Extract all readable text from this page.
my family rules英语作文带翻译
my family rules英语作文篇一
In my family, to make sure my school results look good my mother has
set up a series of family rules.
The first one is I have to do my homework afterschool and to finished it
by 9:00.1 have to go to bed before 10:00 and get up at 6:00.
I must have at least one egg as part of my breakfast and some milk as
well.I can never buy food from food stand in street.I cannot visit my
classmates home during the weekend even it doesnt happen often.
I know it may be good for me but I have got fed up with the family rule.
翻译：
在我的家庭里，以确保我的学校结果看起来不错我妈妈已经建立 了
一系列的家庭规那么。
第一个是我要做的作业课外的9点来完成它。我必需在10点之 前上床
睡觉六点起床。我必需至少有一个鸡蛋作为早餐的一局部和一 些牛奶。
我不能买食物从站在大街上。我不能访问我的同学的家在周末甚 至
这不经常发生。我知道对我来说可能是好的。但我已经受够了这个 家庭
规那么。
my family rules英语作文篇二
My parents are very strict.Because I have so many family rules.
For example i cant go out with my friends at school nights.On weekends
--
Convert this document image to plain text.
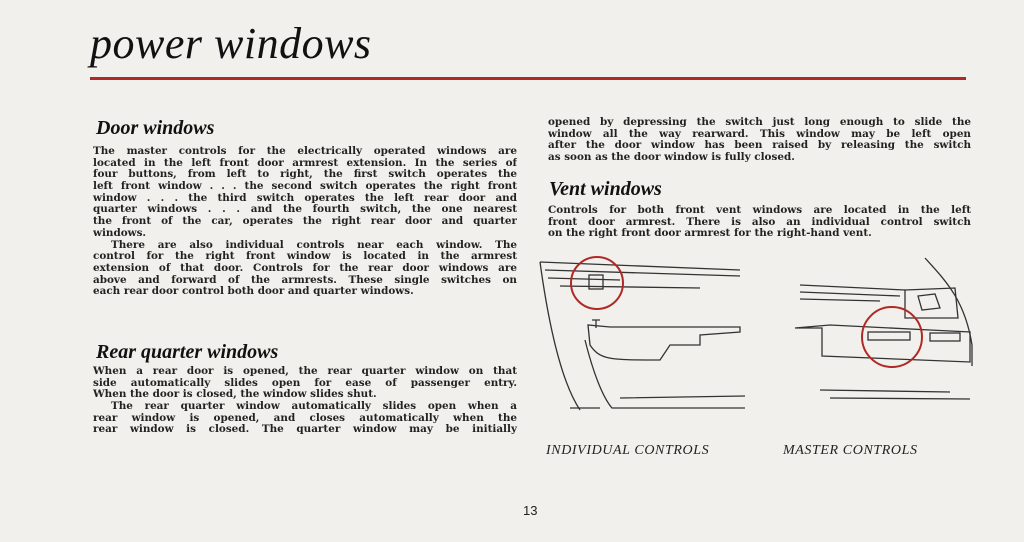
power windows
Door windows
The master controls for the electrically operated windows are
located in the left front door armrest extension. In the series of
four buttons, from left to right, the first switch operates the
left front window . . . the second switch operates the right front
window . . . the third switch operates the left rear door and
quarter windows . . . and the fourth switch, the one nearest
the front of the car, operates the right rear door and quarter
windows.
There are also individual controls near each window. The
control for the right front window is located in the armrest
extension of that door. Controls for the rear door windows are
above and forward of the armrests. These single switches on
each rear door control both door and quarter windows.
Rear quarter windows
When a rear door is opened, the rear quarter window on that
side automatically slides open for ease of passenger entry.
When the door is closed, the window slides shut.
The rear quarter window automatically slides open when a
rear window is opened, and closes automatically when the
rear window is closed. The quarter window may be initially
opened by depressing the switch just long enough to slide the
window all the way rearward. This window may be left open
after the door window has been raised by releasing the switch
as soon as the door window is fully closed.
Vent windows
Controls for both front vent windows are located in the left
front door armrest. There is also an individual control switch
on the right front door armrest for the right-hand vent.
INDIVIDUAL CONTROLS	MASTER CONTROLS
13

◆ THE PROBLEM
Find each line with the string "both" and copy it out.

◆ ANSWER TO THE EXERCISE
each rear door control both door and quarter windows.
Controls for both front vent windows are located in the left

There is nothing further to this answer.